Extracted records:
──────────────────────────────

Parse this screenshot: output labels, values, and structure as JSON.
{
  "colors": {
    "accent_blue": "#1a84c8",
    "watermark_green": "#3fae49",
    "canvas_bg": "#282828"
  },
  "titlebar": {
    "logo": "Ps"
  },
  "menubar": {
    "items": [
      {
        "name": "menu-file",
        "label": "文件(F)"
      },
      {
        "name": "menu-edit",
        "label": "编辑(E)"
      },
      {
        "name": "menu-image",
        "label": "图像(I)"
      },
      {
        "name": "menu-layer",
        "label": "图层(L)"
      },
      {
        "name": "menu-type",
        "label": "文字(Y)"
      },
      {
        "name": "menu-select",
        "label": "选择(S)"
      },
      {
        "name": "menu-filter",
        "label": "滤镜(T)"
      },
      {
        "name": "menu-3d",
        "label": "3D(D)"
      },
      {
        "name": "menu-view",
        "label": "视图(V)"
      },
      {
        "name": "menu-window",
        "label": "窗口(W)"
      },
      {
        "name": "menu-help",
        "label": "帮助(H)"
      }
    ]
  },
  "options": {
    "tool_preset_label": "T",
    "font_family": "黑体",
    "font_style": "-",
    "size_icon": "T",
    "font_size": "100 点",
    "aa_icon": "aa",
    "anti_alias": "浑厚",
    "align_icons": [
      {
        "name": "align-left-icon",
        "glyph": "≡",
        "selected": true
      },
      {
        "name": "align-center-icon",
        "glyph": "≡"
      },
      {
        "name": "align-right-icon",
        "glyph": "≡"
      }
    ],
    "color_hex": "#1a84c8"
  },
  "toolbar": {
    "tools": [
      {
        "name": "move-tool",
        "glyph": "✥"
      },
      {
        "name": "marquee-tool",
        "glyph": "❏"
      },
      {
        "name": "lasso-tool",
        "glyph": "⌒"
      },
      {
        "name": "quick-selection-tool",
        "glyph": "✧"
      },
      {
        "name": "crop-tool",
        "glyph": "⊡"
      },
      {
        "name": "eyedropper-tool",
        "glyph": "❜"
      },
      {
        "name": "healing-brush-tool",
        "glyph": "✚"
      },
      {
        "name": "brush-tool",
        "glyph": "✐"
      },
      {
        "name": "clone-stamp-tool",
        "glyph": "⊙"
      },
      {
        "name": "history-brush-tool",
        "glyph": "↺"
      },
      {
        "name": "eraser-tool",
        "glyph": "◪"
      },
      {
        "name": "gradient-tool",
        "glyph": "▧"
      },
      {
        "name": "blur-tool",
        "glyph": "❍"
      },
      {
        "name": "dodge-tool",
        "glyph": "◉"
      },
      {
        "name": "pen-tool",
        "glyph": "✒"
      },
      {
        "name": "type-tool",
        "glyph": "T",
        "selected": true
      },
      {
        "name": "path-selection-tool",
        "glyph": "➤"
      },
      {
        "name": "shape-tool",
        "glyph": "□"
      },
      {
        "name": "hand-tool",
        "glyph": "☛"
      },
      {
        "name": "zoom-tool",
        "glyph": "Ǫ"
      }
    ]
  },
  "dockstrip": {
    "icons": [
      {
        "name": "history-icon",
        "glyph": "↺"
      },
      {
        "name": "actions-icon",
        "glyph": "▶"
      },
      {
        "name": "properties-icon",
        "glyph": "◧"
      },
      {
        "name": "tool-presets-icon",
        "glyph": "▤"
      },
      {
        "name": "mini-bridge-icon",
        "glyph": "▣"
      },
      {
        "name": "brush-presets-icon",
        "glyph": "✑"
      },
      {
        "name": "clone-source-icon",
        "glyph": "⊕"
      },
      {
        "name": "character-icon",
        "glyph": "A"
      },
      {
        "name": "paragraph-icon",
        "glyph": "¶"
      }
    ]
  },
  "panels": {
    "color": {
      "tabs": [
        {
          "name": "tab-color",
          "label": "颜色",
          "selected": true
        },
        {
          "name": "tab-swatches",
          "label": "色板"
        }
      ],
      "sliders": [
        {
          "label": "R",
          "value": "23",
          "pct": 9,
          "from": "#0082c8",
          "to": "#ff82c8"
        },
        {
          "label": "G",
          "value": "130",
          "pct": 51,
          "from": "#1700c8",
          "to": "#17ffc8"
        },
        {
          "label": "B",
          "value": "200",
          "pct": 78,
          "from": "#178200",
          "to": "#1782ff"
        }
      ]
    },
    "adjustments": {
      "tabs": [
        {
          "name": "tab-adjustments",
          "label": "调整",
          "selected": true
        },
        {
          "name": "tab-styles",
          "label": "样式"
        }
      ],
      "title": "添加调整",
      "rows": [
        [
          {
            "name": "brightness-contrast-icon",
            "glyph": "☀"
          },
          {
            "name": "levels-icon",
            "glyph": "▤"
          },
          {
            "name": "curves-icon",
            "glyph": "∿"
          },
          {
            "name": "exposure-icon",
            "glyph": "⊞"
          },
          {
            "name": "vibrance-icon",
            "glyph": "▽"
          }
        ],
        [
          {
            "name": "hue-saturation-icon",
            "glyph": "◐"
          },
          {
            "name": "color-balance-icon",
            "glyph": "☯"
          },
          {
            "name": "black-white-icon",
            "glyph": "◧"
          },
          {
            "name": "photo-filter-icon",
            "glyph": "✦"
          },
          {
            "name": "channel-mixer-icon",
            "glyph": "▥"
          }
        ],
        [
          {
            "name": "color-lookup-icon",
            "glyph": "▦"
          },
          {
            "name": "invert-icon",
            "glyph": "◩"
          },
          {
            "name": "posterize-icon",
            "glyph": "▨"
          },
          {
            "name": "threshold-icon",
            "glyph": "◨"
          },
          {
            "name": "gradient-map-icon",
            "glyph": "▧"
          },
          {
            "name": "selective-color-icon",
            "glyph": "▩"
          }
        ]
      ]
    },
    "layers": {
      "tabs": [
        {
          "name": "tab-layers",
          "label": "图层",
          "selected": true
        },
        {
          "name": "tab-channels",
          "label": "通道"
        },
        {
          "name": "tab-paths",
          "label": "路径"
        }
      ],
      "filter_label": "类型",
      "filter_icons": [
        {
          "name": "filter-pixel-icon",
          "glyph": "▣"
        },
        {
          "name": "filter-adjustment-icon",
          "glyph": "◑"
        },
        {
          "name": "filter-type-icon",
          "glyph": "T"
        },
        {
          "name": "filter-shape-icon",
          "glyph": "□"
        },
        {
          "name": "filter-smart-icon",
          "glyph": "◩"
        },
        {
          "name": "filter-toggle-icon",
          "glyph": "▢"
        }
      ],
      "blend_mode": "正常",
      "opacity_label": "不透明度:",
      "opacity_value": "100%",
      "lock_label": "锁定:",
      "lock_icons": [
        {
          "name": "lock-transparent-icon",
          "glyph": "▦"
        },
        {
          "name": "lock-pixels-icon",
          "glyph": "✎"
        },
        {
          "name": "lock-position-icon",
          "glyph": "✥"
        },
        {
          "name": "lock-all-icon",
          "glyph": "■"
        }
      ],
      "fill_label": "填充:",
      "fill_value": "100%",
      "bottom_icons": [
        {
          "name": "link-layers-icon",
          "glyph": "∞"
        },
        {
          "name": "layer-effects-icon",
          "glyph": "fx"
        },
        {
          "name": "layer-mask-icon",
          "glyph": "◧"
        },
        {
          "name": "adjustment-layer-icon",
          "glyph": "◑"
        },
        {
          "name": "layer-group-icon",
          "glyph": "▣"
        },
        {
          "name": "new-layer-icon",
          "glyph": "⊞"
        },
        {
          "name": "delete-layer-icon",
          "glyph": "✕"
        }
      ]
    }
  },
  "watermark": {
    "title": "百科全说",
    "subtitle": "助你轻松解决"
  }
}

──────────────────────────────

▶ **Goal of the exercise**: Print out every record again, exactly and in full.

▶ **Worked solution**:
Parse this screenshot: output labels, values, and structure as JSON.
{
  "colors": {
    "accent_blue": "#1a84c8",
    "watermark_green": "#3fae49",
    "canvas_bg": "#282828"
  },
  "titlebar": {
    "logo": "Ps"
  },
  "menubar": {
    "items": [
      {
        "name": "menu-file",
        "label": "文件(F)"
      },
      {
        "name": "menu-edit",
        "label": "编辑(E)"
      },
      {
        "name": "menu-image",
        "label": "图像(I)"
      },
      {
        "name": "menu-layer",
        "label": "图层(L)"
      },
      {
        "name": "menu-type",
        "label": "文字(Y)"
      },
      {
        "name": "menu-select",
        "label": "选择(S)"
      },
      {
        "name": "menu-filter",
        "label": "滤镜(T)"
      },
      {
        "name": "menu-3d",
        "label": "3D(D)"
      },
      {
        "name": "menu-view",
        "label": "视图(V)"
      },
      {
        "name": "menu-window",
        "label": "窗口(W)"
      },
      {
        "name": "menu-help",
        "label": "帮助(H)"
      }
    ]
  },
  "options": {
    "tool_preset_label": "T",
    "font_family": "黑体",
    "font_style": "-",
    "size_icon": "T",
    "font_size": "100 点",
    "aa_icon": "aa",
    "anti_alias": "浑厚",
    "align_icons": [
      {
        "name": "align-left-icon",
        "glyph": "≡",
        "selected": true
      },
      {
        "name": "align-center-icon",
        "glyph": "≡"
      },
      {
        "name": "align-right-icon",
        "glyph": "≡"
      }
    ],
    "color_hex": "#1a84c8"
  },
  "toolbar": {
    "tools": [
      {
        "name": "move-tool",
        "glyph": "✥"
      },
      {
        "name": "marquee-tool",
        "glyph": "❏"
      },
      {
        "name": "lasso-tool",
        "glyph": "⌒"
      },
      {
        "name": "quick-selection-tool",
        "glyph": "✧"
      },
      {
        "name": "crop-tool",
        "glyph": "⊡"
      },
      {
        "name": "eyedropper-tool",
        "glyph": "❜"
      },
      {
        "name": "healing-brush-tool",
        "glyph": "✚"
      },
      {
        "name": "brush-tool",
        "glyph": "✐"
      },
      {
        "name": "clone-stamp-tool",
        "glyph": "⊙"
      },
      {
        "name": "history-brush-tool",
        "glyph": "↺"
      },
      {
        "name": "eraser-tool",
        "glyph": "◪"
      },
      {
        "name": "gradient-tool",
        "glyph": "▧"
      },
      {
        "name": "blur-tool",
        "glyph": "❍"
      },
      {
        "name": "dodge-tool",
        "glyph": "◉"
      },
      {
        "name": "pen-tool",
        "glyph": "✒"
      },
      {
        "name": "type-tool",
        "glyph": "T",
        "selected": true
      },
      {
        "name": "path-selection-tool",
        "glyph": "➤"
      },
      {
        "name": "shape-tool",
        "glyph": "□"
      },
      {
        "name": "hand-tool",
        "glyph": "☛"
      },
      {
        "name": "zoom-tool",
        "glyph": "Ǫ"
      }
    ]
  },
  "dockstrip": {
    "icons": [
      {
        "name": "history-icon",
        "glyph": "↺"
      },
      {
        "name": "actions-icon",
        "glyph": "▶"
      },
      {
        "name": "properties-icon",
        "glyph": "◧"
      },
      {
        "name": "tool-presets-icon",
        "glyph": "▤"
      },
      {
        "name": "mini-bridge-icon",
        "glyph": "▣"
      },
      {
        "name": "brush-presets-icon",
        "glyph": "✑"
      },
      {
        "name": "clone-source-icon",
        "glyph": "⊕"
      },
      {
        "name": "character-icon",
        "glyph": "A"
      },
      {
        "name": "paragraph-icon",
        "glyph": "¶"
      }
    ]
  },
  "panels": {
    "color": {
      "tabs": [
        {
          "name": "tab-color",
          "label": "颜色",
          "selected": true
        },
        {
          "name": "tab-swatches",
          "label": "色板"
        }
      ],
      "sliders": [
        {
          "label": "R",
          "value": "23",
          "pct": 9,
          "from": "#0082c8",
          "to": "#ff82c8"
        },
        {
          "label": "G",
          "value": "130",
          "pct": 51,
          "from": "#1700c8",
          "to": "#17ffc8"
        },
        {
          "label": "B",
          "value": "200",
          "pct": 78,
          "from": "#178200",
          "to": "#1782ff"
        }
      ]
    },
    "adjustments": {
      "tabs": [
        {
          "name": "tab-adjustments",
          "label": "调整",
          "selected": true
        },
        {
          "name": "tab-styles",
          "label": "样式"
        }
      ],
      "title": "添加调整",
      "rows": [
        [
          {
            "name": "brightness-contrast-icon",
            "glyph": "☀"
          },
          {
            "name": "levels-icon",
            "glyph": "▤"
          },
          {
            "name": "curves-icon",
            "glyph": "∿"
          },
          {
            "name": "exposure-icon",
            "glyph": "⊞"
          },
          {
            "name": "vibrance-icon",
            "glyph": "▽"
          }
        ],
        [
          {
            "name": "hue-saturation-icon",
            "glyph": "◐"
          },
          {
            "name": "color-balance-icon",
            "glyph": "☯"
          },
          {
            "name": "black-white-icon",
            "glyph": "◧"
          },
          {
            "name": "photo-filter-icon",
            "glyph": "✦"
          },
          {
            "name": "channel-mixer-icon",
            "glyph": "▥"
          }
        ],
        [
          {
            "name": "color-lookup-icon",
            "glyph": "▦"
          },
          {
            "name": "invert-icon",
            "glyph": "◩"
          },
          {
            "name": "posterize-icon",
            "glyph": "▨"
          },
          {
            "name": "threshold-icon",
            "glyph": "◨"
          },
          {
            "name": "gradient-map-icon",
            "glyph": "▧"
          },
          {
            "name": "selective-color-icon",
            "glyph": "▩"
          }
        ]
      ]
    },
    "layers": {
      "tabs": [
        {
          "name": "tab-layers",
          "label": "图层",
          "selected": true
        },
        {
          "name": "tab-channels",
          "label": "通道"
        },
        {
          "name": "tab-paths",
          "label": "路径"
        }
      ],
      "filter_label": "类型",
      "filter_icons": [
        {
          "name": "filter-pixel-icon",
          "glyph": "▣"
        },
        {
          "name": "filter-adjustment-icon",
          "glyph": "◑"
        },
        {
          "name": "filter-type-icon",
          "glyph": "T"
        },
        {
          "name": "filter-shape-icon",
          "glyph": "□"
        },
        {
          "name": "filter-smart-icon",
          "glyph": "◩"
        },
        {
          "name": "filter-toggle-icon",
          "glyph": "▢"
        }
      ],
      "blend_mode": "正常",
      "opacity_label": "不透明度:",
      "opacity_value": "100%",
      "lock_label": "锁定:",
      "lock_icons": [
        {
          "name": "lock-transparent-icon",
          "glyph": "▦"
        },
        {
          "name": "lock-pixels-icon",
          "glyph": "✎"
        },
        {
          "name": "lock-position-icon",
          "glyph": "✥"
        },
        {
          "name": "lock-all-icon",
          "glyph": "■"
        }
      ],
      "fill_label": "填充:",
      "fill_value": "100%",
      "bottom_icons": [
        {
          "name": "link-layers-icon",
          "glyph": "∞"
        },
        {
          "name": "layer-effects-icon",
          "glyph": "fx"
        },
        {
          "name": "layer-mask-icon",
          "glyph": "◧"
        },
        {
          "name": "adjustment-layer-icon",
          "glyph": "◑"
        },
        {
          "name": "layer-group-icon",
          "glyph": "▣"
        },
        {
          "name": "new-layer-icon",
          "glyph": "⊞"
        },
        {
          "name": "delete-layer-icon",
          "glyph": "✕"
        }
      ]
    }
  },
  "watermark": {
    "title": "百科全说",
    "subtitle": "助你轻松解决"
  }
}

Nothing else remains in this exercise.